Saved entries

======

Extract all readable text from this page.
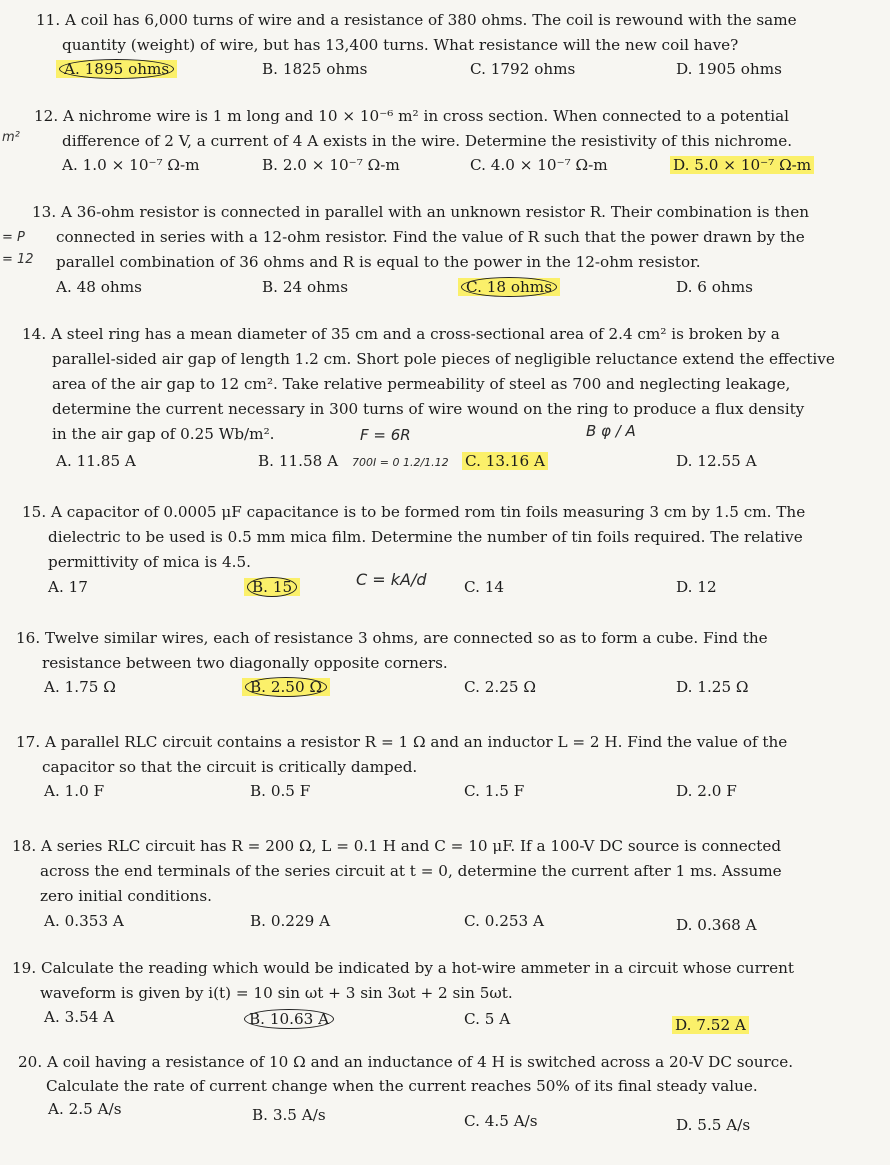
11. A coil has 6,000 turns of wire and a resistance of 380 ohms. The coil is rewound with the same
quantity (weight) of wire, but has 13,400 turns. What resistance will the new coil have?
A. 1895 ohms	B. 1825 ohms	C. 1792 ohms	D. 1905 ohms
m²
12. A nichrome wire is 1 m long and 10 × 10⁻⁶ m² in cross section. When connected to a potential
difference of 2 V, a current of 4 A exists in the wire. Determine the resistivity of this nichrome.
A. 1.0 × 10⁻⁷ Ω-m	B. 2.0 × 10⁻⁷ Ω-m	C. 4.0 × 10⁻⁷ Ω-m	D. 5.0 × 10⁻⁷ Ω-m
= P
= 12
13. A 36-ohm resistor is connected in parallel with an unknown resistor R. Their combination is then
connected in series with a 12-ohm resistor. Find the value of R such that the power drawn by the
parallel combination of 36 ohms and R is equal to the power in the 12-ohm resistor.
A. 48 ohms	B. 24 ohms	C. 18 ohms	D. 6 ohms
14. A steel ring has a mean diameter of 35 cm and a cross-sectional area of 2.4 cm² is broken by a
parallel-sided air gap of length 1.2 cm. Short pole pieces of negligible reluctance extend the effective
area of the air gap to 12 cm². Take relative permeability of steel as 700 and neglecting leakage,
determine the current necessary in 300 turns of wire wound on the ring to produce a flux density
in the air gap of 0.25 Wb/m².	F = 6R	B φ / A
A. 11.85 A	B. 11.58 A 700I = 0 1.2/1.12 C. 13.16 A	D. 12.55 A
15. A capacitor of 0.0005 μF capacitance is to be formed rom tin foils measuring 3 cm by 1.5 cm. The
dielectric to be used is 0.5 mm mica film. Determine the number of tin foils required. The relative
permittivity of mica is 4.5.
A. 17	B. 15	C = kA/d C. 14	D. 12
16. Twelve similar wires, each of resistance 3 ohms, are connected so as to form a cube. Find the
resistance between two diagonally opposite corners.
A. 1.75 Ω	B. 2.50 Ω	C. 2.25 Ω	D. 1.25 Ω
17. A parallel RLC circuit contains a resistor R = 1 Ω and an inductor L = 2 H. Find the value of the
capacitor so that the circuit is critically damped.
A. 1.0 F	B. 0.5 F	C. 1.5 F	D. 2.0 F
18. A series RLC circuit has R = 200 Ω, L = 0.1 H and C = 10 μF. If a 100-V DC source is connected
across the end terminals of the series circuit at t = 0, determine the current after 1 ms. Assume
zero initial conditions.
A. 0.353 A	B. 0.229 A	C. 0.253 A	D. 0.368 A
19. Calculate the reading which would be indicated by a hot-wire ammeter in a circuit whose current
waveform is given by i(t) = 10 sin ωt + 3 sin 3ωt + 2 sin 5ωt.
A. 3.54 A	B. 10.63 A	C. 5 A	D. 7.52 A
20. A coil having a resistance of 10 Ω and an inductance of 4 H is switched across a 20-V DC source.
Calculate the rate of current change when the current reaches 50% of its final steady value.
A. 2.5 A/s	B. 3.5 A/s	C. 4.5 A/s	D. 5.5 A/s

======

| Exercise objective |
Every line that holds the word "with" counts once; state the total number of such lines and nothing else.

| Solution for this task |
3